What needs to be done:
Make an exact copy of the records, dropping all pictures.

[Data listing]
>> BEGIN
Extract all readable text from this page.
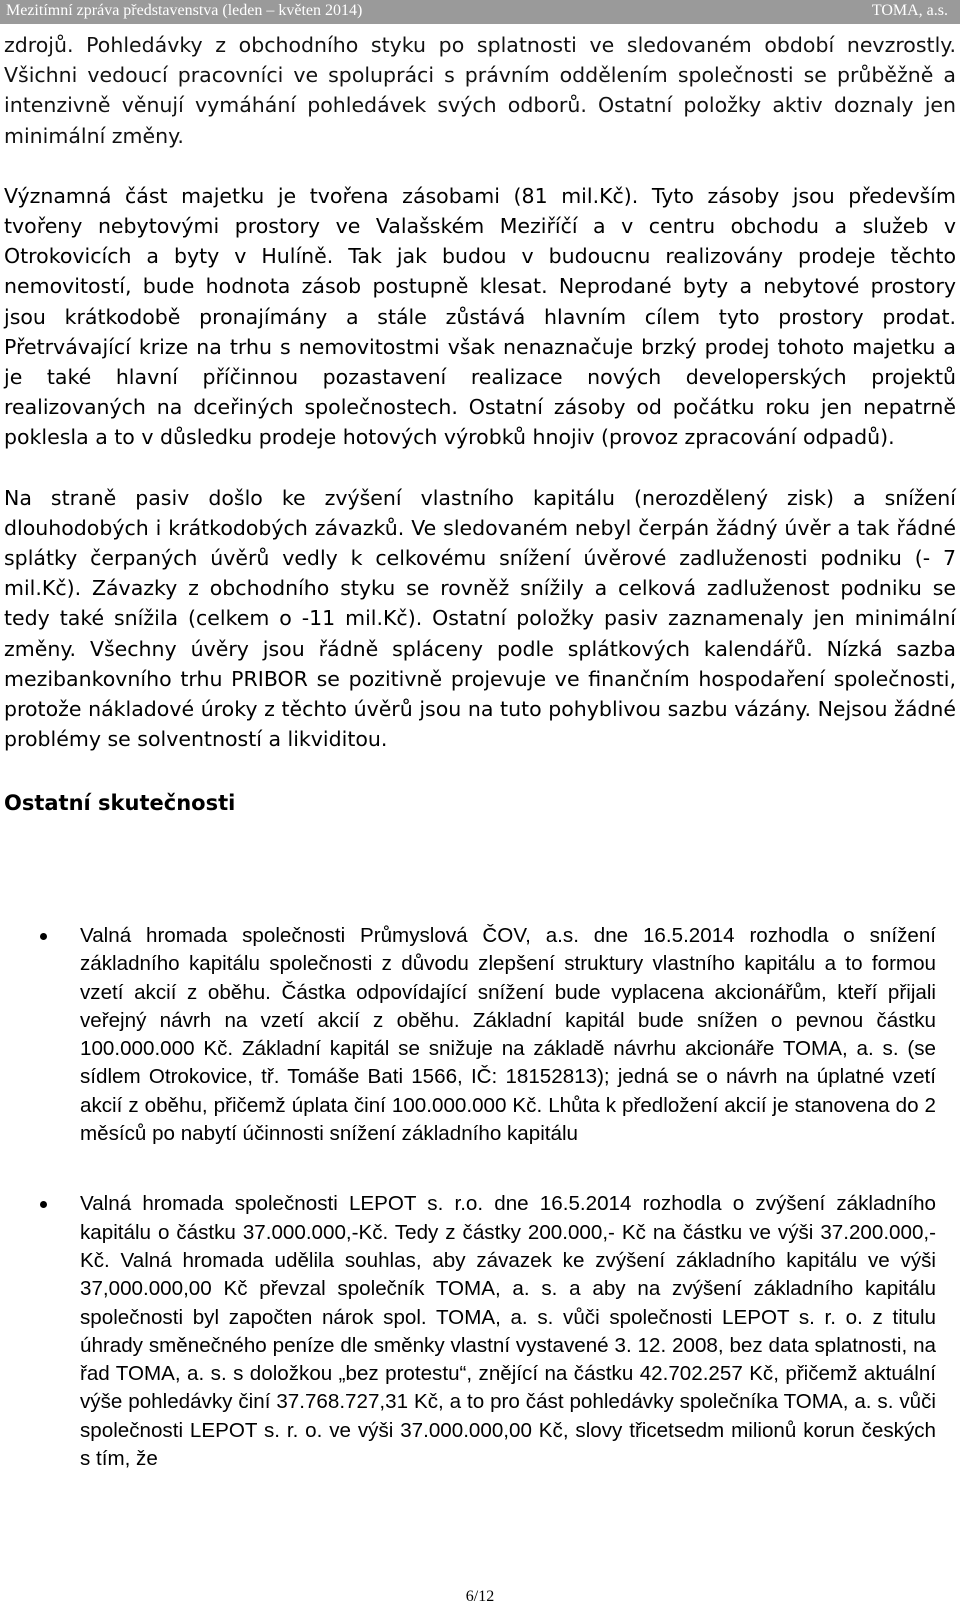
Mezitímní zpráva představenstva (leden – květen 2014)	TOMA, a.s.

zdrojů. Pohledávky z obchodního styku po splatnosti ve sledovaném období nevzrostly. Všichni vedoucí pracovníci ve spolupráci s právním oddělením společnosti se průběžně a intenzivně věnují vymáhání pohledávek svých odborů. Ostatní položky aktiv doznaly jen minimální změny.

Významná část majetku je tvořena zásobami (81 mil.Kč). Tyto zásoby jsou především tvořeny nebytovými prostory ve Valašském Meziříčí a v centru obchodu a služeb v Otrokovicích a byty v Hulíně. Tak jak budou v budoucnu realizovány prodeje těchto nemovitostí, bude hodnota zásob postupně klesat. Neprodané byty a nebytové prostory jsou krátkodobě pronajímány a stále zůstává hlavním cílem tyto prostory prodat. Přetrvávající krize na trhu s nemovitostmi však nenaznačuje brzký prodej tohoto majetku a je také hlavní příčinnou pozastavení realizace nových developerských projektů realizovaných na dceřiných společnostech. Ostatní zásoby od počátku roku jen nepatrně poklesla a to v důsledku prodeje hotových výrobků hnojiv (provoz zpracování odpadů).

Na straně pasiv došlo ke zvýšení vlastního kapitálu (nerozdělený zisk) a snížení dlouhodobých i krátkodobých závazků. Ve sledovaném nebyl čerpán žádný úvěr a tak řádné splátky čerpaných úvěrů vedly k celkovému snížení úvěrové zadluženosti podniku (- 7 mil.Kč). Závazky z obchodního styku se rovněž snížily a celková zadluženost podniku se tedy také snížila (celkem o -11 mil.Kč). Ostatní položky pasiv zaznamenaly jen minimální změny. Všechny úvěry jsou řádně spláceny podle splátkových kalendářů. Nízká sazba mezibankovního trhu PRIBOR se pozitivně projevuje ve finančním hospodaření společnosti, protože nákladové úroky z těchto úvěrů jsou na tuto pohyblivou sazbu vázány. Nejsou žádné problémy se solventností a likviditou.

Ostatní skutečnosti

Valná hromada společnosti Průmyslová ČOV, a.s. dne 16.5.2014 rozhodla o snížení základního kapitálu společnosti z důvodu zlepšení struktury vlastního kapitálu a to formou vzetí akcií z oběhu. Částka odpovídající snížení bude vyplacena akcionářům, kteří přijali veřejný návrh na vzetí akcií z oběhu. Základní kapitál bude snížen o pevnou částku 100.000.000 Kč. Základní kapitál se snižuje na základě návrhu akcionáře TOMA, a. s. (se sídlem Otrokovice, tř. Tomáše Bati 1566, IČ: 18152813); jedná se o návrh na úplatné vzetí akcií z oběhu, přičemž úplata činí 100.000.000 Kč. Lhůta k předložení akcií je stanovena do 2 měsíců po nabytí účinnosti snížení základního kapitálu

Valná hromada společnosti LEPOT s. r.o. dne 16.5.2014 rozhodla o zvýšení základního kapitálu o částku 37.000.000,-Kč. Tedy z částky 200.000,- Kč na částku ve výši 37.200.000,- Kč. Valná hromada udělila souhlas, aby závazek ke zvýšení základního kapitálu ve výši 37,000.000,00 Kč převzal společník TOMA, a. s. a aby na zvýšení základního kapitálu společnosti byl započten nárok spol. TOMA, a. s. vůči společnosti LEPOT s. r. o. z titulu úhrady směnečného peníze dle směnky vlastní vystavené 3. 12. 2008, bez data splatnosti, na řad TOMA, a. s. s doložkou „bez protestu“, znějící na částku 42.702.257 Kč, přičemž aktuální výše pohledávky činí 37.768.727,31 Kč, a to pro část pohledávky společníka TOMA, a. s. vůči společnosti LEPOT s. r. o. ve výši 37.000.000,00 Kč, slovy třicetsedm milionů korun českých s tím, že

6/12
>> END
Output:
Extract all readable text from this page.
Mezitímní zpráva představenstva (leden – květen 2014)	TOMA, a.s.

zdrojů. Pohledávky z obchodního styku po splatnosti ve sledovaném období nevzrostly. Všichni vedoucí pracovníci ve spolupráci s právním oddělením společnosti se průběžně a intenzivně věnují vymáhání pohledávek svých odborů. Ostatní položky aktiv doznaly jen minimální změny.

Významná část majetku je tvořena zásobami (81 mil.Kč). Tyto zásoby jsou především tvořeny nebytovými prostory ve Valašském Meziříčí a v centru obchodu a služeb v Otrokovicích a byty v Hulíně. Tak jak budou v budoucnu realizovány prodeje těchto nemovitostí, bude hodnota zásob postupně klesat. Neprodané byty a nebytové prostory jsou krátkodobě pronajímány a stále zůstává hlavním cílem tyto prostory prodat. Přetrvávající krize na trhu s nemovitostmi však nenaznačuje brzký prodej tohoto majetku a je také hlavní příčinnou pozastavení realizace nových developerských projektů realizovaných na dceřiných společnostech. Ostatní zásoby od počátku roku jen nepatrně poklesla a to v důsledku prodeje hotových výrobků hnojiv (provoz zpracování odpadů).

Na straně pasiv došlo ke zvýšení vlastního kapitálu (nerozdělený zisk) a snížení dlouhodobých i krátkodobých závazků. Ve sledovaném nebyl čerpán žádný úvěr a tak řádné splátky čerpaných úvěrů vedly k celkovému snížení úvěrové zadluženosti podniku (- 7 mil.Kč). Závazky z obchodního styku se rovněž snížily a celková zadluženost podniku se tedy také snížila (celkem o -11 mil.Kč). Ostatní položky pasiv zaznamenaly jen minimální změny. Všechny úvěry jsou řádně spláceny podle splátkových kalendářů. Nízká sazba mezibankovního trhu PRIBOR se pozitivně projevuje ve finančním hospodaření společnosti, protože nákladové úroky z těchto úvěrů jsou na tuto pohyblivou sazbu vázány. Nejsou žádné problémy se solventností a likviditou.

Ostatní skutečnosti

Valná hromada společnosti Průmyslová ČOV, a.s. dne 16.5.2014 rozhodla o snížení základního kapitálu společnosti z důvodu zlepšení struktury vlastního kapitálu a to formou vzetí akcií z oběhu. Částka odpovídající snížení bude vyplacena akcionářům, kteří přijali veřejný návrh na vzetí akcií z oběhu. Základní kapitál bude snížen o pevnou částku 100.000.000 Kč. Základní kapitál se snižuje na základě návrhu akcionáře TOMA, a. s. (se sídlem Otrokovice, tř. Tomáše Bati 1566, IČ: 18152813); jedná se o návrh na úplatné vzetí akcií z oběhu, přičemž úplata činí 100.000.000 Kč. Lhůta k předložení akcií je stanovena do 2 měsíců po nabytí účinnosti snížení základního kapitálu

Valná hromada společnosti LEPOT s. r.o. dne 16.5.2014 rozhodla o zvýšení základního kapitálu o částku 37.000.000,-Kč. Tedy z částky 200.000,- Kč na částku ve výši 37.200.000,- Kč. Valná hromada udělila souhlas, aby závazek ke zvýšení základního kapitálu ve výši 37,000.000,00 Kč převzal společník TOMA, a. s. a aby na zvýšení základního kapitálu společnosti byl započten nárok spol. TOMA, a. s. vůči společnosti LEPOT s. r. o. z titulu úhrady směnečného peníze dle směnky vlastní vystavené 3. 12. 2008, bez data splatnosti, na řad TOMA, a. s. s doložkou „bez protestu“, znějící na částku 42.702.257 Kč, přičemž aktuální výše pohledávky činí 37.768.727,31 Kč, a to pro část pohledávky společníka TOMA, a. s. vůči společnosti LEPOT s. r. o. ve výši 37.000.000,00 Kč, slovy třicetsedm milionů korun českých s tím, že

6/12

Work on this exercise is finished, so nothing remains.